### [EXERCISE BRIEF]
Tally up the lines that include "name" and state that number by itself.

### [DATASET RECORDS]
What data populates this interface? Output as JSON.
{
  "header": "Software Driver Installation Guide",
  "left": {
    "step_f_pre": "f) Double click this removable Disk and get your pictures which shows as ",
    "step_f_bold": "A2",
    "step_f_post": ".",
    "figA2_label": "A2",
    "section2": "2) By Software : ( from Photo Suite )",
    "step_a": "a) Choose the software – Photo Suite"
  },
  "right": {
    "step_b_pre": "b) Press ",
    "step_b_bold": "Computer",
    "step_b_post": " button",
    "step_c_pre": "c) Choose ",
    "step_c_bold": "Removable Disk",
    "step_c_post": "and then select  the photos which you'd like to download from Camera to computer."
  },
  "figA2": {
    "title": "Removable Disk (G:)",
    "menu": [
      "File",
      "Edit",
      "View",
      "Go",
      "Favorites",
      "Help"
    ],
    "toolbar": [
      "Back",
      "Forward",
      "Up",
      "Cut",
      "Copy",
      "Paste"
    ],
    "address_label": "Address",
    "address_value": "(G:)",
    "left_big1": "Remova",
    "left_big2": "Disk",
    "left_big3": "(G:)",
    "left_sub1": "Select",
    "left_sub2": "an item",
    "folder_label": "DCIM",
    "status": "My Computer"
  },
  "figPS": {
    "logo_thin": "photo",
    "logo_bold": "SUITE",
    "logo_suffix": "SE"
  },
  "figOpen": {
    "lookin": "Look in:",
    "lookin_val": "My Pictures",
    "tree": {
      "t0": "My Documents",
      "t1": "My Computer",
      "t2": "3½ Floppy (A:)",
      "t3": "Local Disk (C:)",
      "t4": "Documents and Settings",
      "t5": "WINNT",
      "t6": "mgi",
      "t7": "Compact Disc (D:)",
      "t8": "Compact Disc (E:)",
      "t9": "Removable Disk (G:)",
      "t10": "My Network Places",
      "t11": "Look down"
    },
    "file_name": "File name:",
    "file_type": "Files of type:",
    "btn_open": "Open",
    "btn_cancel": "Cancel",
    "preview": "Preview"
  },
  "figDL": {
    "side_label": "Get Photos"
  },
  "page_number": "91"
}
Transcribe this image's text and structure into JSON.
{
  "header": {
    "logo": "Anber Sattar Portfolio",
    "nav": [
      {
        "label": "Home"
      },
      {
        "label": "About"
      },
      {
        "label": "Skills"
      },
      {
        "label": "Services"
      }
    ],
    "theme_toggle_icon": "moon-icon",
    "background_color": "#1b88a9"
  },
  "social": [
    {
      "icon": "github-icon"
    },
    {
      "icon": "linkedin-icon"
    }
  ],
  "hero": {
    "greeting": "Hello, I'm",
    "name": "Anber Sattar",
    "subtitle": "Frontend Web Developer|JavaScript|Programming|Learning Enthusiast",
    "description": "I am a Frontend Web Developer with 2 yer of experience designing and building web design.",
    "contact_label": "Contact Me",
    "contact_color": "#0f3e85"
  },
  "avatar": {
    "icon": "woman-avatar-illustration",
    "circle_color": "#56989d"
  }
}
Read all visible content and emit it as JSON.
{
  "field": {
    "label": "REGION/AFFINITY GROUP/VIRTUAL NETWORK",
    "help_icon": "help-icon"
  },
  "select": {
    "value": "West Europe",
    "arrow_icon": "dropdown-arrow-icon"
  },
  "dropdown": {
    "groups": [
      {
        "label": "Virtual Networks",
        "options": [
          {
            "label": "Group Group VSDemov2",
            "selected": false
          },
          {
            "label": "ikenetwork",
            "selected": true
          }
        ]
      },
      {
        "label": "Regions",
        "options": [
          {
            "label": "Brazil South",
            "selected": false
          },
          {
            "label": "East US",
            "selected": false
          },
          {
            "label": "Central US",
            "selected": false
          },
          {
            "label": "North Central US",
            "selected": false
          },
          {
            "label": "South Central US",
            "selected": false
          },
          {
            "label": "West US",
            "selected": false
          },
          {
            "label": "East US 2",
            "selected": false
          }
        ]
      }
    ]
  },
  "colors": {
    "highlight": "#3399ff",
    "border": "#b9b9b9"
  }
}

### [RESPONSE FOR THIS EXERCISE]
2